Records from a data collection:
---+---
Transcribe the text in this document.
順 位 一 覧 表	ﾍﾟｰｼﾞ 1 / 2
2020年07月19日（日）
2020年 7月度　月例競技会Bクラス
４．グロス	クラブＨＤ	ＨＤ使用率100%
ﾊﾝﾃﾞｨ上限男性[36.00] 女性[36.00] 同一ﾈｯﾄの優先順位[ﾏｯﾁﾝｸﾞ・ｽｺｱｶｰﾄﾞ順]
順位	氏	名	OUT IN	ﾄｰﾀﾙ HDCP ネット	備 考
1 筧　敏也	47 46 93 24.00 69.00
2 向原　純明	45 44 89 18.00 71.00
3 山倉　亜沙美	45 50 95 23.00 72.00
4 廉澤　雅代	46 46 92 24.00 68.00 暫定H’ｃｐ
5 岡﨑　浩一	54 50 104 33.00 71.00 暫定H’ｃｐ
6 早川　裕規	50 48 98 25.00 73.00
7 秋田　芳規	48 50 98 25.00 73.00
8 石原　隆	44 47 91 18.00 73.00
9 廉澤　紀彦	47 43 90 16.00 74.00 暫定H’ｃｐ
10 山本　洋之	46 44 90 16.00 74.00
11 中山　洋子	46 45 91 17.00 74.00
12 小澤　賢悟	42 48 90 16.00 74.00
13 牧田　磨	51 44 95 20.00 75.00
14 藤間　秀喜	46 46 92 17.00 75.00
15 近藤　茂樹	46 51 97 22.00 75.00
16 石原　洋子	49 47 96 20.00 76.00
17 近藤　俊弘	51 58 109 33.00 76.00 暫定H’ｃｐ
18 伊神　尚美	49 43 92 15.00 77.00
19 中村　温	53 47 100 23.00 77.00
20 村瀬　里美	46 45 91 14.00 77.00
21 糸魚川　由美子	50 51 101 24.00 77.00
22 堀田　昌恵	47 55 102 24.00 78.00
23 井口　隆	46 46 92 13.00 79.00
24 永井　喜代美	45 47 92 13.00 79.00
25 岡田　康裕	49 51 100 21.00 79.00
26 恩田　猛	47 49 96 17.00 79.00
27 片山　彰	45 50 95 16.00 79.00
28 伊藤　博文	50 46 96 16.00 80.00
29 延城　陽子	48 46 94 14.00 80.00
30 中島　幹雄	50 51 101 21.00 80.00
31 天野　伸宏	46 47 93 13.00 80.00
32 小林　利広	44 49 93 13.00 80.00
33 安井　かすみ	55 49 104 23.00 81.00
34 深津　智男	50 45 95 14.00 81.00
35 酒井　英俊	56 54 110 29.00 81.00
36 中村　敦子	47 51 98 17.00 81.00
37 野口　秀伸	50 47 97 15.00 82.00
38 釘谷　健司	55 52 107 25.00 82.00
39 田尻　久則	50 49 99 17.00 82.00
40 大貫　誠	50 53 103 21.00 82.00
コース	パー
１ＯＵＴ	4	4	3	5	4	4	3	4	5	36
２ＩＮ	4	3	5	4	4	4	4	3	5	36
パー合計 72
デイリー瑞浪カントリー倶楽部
---+---
■ WHAT IS NEEDED ■
Repeat each record exactly, leaving nothing out.

■ ANSWER TO THE PROBLEM ■
Transcribe the text in this document.
順 位 一 覧 表	ﾍﾟｰｼﾞ 1 / 2
2020年07月19日（日）
2020年 7月度　月例競技会Bクラス
４．グロス	クラブＨＤ	ＨＤ使用率100%
ﾊﾝﾃﾞｨ上限男性[36.00] 女性[36.00] 同一ﾈｯﾄの優先順位[ﾏｯﾁﾝｸﾞ・ｽｺｱｶｰﾄﾞ順]
順位	氏	名	OUT IN	ﾄｰﾀﾙ HDCP ネット	備 考
1 筧　敏也	47 46 93 24.00 69.00
2 向原　純明	45 44 89 18.00 71.00
3 山倉　亜沙美	45 50 95 23.00 72.00
4 廉澤　雅代	46 46 92 24.00 68.00 暫定H’ｃｐ
5 岡﨑　浩一	54 50 104 33.00 71.00 暫定H’ｃｐ
6 早川　裕規	50 48 98 25.00 73.00
7 秋田　芳規	48 50 98 25.00 73.00
8 石原　隆	44 47 91 18.00 73.00
9 廉澤　紀彦	47 43 90 16.00 74.00 暫定H’ｃｐ
10 山本　洋之	46 44 90 16.00 74.00
11 中山　洋子	46 45 91 17.00 74.00
12 小澤　賢悟	42 48 90 16.00 74.00
13 牧田　磨	51 44 95 20.00 75.00
14 藤間　秀喜	46 46 92 17.00 75.00
15 近藤　茂樹	46 51 97 22.00 75.00
16 石原　洋子	49 47 96 20.00 76.00
17 近藤　俊弘	51 58 109 33.00 76.00 暫定H’ｃｐ
18 伊神　尚美	49 43 92 15.00 77.00
19 中村　温	53 47 100 23.00 77.00
20 村瀬　里美	46 45 91 14.00 77.00
21 糸魚川　由美子	50 51 101 24.00 77.00
22 堀田　昌恵	47 55 102 24.00 78.00
23 井口　隆	46 46 92 13.00 79.00
24 永井　喜代美	45 47 92 13.00 79.00
25 岡田　康裕	49 51 100 21.00 79.00
26 恩田　猛	47 49 96 17.00 79.00
27 片山　彰	45 50 95 16.00 79.00
28 伊藤　博文	50 46 96 16.00 80.00
29 延城　陽子	48 46 94 14.00 80.00
30 中島　幹雄	50 51 101 21.00 80.00
31 天野　伸宏	46 47 93 13.00 80.00
32 小林　利広	44 49 93 13.00 80.00
33 安井　かすみ	55 49 104 23.00 81.00
34 深津　智男	50 45 95 14.00 81.00
35 酒井　英俊	56 54 110 29.00 81.00
36 中村　敦子	47 51 98 17.00 81.00
37 野口　秀伸	50 47 97 15.00 82.00
38 釘谷　健司	55 52 107 25.00 82.00
39 田尻　久則	50 49 99 17.00 82.00
40 大貫　誠	50 53 103 21.00 82.00
コース	パー
１ＯＵＴ	4	4	3	5	4	4	3	4	5	36
２ＩＮ	4	3	5	4	4	4	4	3	5	36
パー合計 72
デイリー瑞浪カントリー倶楽部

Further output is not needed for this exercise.